▶ INSTRUCTIONS FOR THE TASK:
Write out the whole listing, matching it exactly.

▶ DATA FOR THIS EXERCISE:
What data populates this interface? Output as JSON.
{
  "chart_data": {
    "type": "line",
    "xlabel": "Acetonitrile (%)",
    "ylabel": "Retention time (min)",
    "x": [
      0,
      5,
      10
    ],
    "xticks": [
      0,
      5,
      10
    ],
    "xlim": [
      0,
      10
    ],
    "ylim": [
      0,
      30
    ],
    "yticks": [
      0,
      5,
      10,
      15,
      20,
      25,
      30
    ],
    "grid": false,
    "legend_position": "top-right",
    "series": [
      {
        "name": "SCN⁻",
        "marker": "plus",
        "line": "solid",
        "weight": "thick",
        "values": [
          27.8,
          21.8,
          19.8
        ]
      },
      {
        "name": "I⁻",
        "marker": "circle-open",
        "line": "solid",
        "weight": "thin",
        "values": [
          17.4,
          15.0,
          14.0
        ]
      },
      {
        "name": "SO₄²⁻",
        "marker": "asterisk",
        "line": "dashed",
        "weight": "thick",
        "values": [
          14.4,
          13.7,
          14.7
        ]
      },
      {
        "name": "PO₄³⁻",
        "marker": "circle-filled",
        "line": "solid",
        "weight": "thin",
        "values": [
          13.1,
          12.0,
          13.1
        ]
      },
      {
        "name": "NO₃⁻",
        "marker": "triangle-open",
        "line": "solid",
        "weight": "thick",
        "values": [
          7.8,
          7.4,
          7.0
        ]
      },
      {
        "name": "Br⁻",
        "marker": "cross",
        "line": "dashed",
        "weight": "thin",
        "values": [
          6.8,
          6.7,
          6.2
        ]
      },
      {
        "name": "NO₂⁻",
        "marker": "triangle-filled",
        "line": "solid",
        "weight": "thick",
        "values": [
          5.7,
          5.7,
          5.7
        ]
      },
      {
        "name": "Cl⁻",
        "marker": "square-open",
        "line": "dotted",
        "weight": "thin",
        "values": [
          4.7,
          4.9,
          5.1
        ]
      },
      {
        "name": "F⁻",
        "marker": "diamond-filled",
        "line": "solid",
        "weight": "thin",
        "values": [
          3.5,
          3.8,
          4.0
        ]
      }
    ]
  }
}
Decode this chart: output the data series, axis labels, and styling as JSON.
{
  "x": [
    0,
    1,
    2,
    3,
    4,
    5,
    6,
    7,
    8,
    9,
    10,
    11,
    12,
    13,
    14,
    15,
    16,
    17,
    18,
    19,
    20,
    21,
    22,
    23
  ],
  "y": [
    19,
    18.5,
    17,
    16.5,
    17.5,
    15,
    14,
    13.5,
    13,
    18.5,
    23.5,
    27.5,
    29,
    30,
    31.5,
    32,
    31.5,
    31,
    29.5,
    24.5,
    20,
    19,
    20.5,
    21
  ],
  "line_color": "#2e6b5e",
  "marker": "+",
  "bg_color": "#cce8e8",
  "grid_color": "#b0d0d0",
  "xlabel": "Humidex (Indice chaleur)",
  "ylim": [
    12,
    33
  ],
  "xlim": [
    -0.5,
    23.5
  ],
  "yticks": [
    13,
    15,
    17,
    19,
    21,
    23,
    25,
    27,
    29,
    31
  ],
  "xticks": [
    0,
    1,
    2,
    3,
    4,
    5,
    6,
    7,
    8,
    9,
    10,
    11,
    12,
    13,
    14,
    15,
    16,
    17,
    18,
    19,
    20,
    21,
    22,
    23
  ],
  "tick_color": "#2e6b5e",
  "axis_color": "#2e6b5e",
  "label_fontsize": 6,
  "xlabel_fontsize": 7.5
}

▶ FINAL ANSWER:
What data populates this interface? Output as JSON.
{
  "chart_data": {
    "type": "line",
    "xlabel": "Acetonitrile (%)",
    "ylabel": "Retention time (min)",
    "x": [
      0,
      5,
      10
    ],
    "xticks": [
      0,
      5,
      10
    ],
    "xlim": [
      0,
      10
    ],
    "ylim": [
      0,
      30
    ],
    "yticks": [
      0,
      5,
      10,
      15,
      20,
      25,
      30
    ],
    "grid": false,
    "legend_position": "top-right",
    "series": [
      {
        "name": "SCN⁻",
        "marker": "plus",
        "line": "solid",
        "weight": "thick",
        "values": [
          27.8,
          21.8,
          19.8
        ]
      },
      {
        "name": "I⁻",
        "marker": "circle-open",
        "line": "solid",
        "weight": "thin",
        "values": [
          17.4,
          15.0,
          14.0
        ]
      },
      {
        "name": "SO₄²⁻",
        "marker": "asterisk",
        "line": "dashed",
        "weight": "thick",
        "values": [
          14.4,
          13.7,
          14.7
        ]
      },
      {
        "name": "PO₄³⁻",
        "marker": "circle-filled",
        "line": "solid",
        "weight": "thin",
        "values": [
          13.1,
          12.0,
          13.1
        ]
      },
      {
        "name": "NO₃⁻",
        "marker": "triangle-open",
        "line": "solid",
        "weight": "thick",
        "values": [
          7.8,
          7.4,
          7.0
        ]
      },
      {
        "name": "Br⁻",
        "marker": "cross",
        "line": "dashed",
        "weight": "thin",
        "values": [
          6.8,
          6.7,
          6.2
        ]
      },
      {
        "name": "NO₂⁻",
        "marker": "triangle-filled",
        "line": "solid",
        "weight": "thick",
        "values": [
          5.7,
          5.7,
          5.7
        ]
      },
      {
        "name": "Cl⁻",
        "marker": "square-open",
        "line": "dotted",
        "weight": "thin",
        "values": [
          4.7,
          4.9,
          5.1
        ]
      },
      {
        "name": "F⁻",
        "marker": "diamond-filled",
        "line": "solid",
        "weight": "thin",
        "values": [
          3.5,
          3.8,
          4.0
        ]
      }
    ]
  }
}
Decode this chart: output the data series, axis labels, and styling as JSON.
{
  "x": [
    0,
    1,
    2,
    3,
    4,
    5,
    6,
    7,
    8,
    9,
    10,
    11,
    12,
    13,
    14,
    15,
    16,
    17,
    18,
    19,
    20,
    21,
    22,
    23
  ],
  "y": [
    19,
    18.5,
    17,
    16.5,
    17.5,
    15,
    14,
    13.5,
    13,
    18.5,
    23.5,
    27.5,
    29,
    30,
    31.5,
    32,
    31.5,
    31,
    29.5,
    24.5,
    20,
    19,
    20.5,
    21
  ],
  "line_color": "#2e6b5e",
  "marker": "+",
  "bg_color": "#cce8e8",
  "grid_color": "#b0d0d0",
  "xlabel": "Humidex (Indice chaleur)",
  "ylim": [
    12,
    33
  ],
  "xlim": [
    -0.5,
    23.5
  ],
  "yticks": [
    13,
    15,
    17,
    19,
    21,
    23,
    25,
    27,
    29,
    31
  ],
  "xticks": [
    0,
    1,
    2,
    3,
    4,
    5,
    6,
    7,
    8,
    9,
    10,
    11,
    12,
    13,
    14,
    15,
    16,
    17,
    18,
    19,
    20,
    21,
    22,
    23
  ],
  "tick_color": "#2e6b5e",
  "axis_color": "#2e6b5e",
  "label_fontsize": 6,
  "xlabel_fontsize": 7.5
}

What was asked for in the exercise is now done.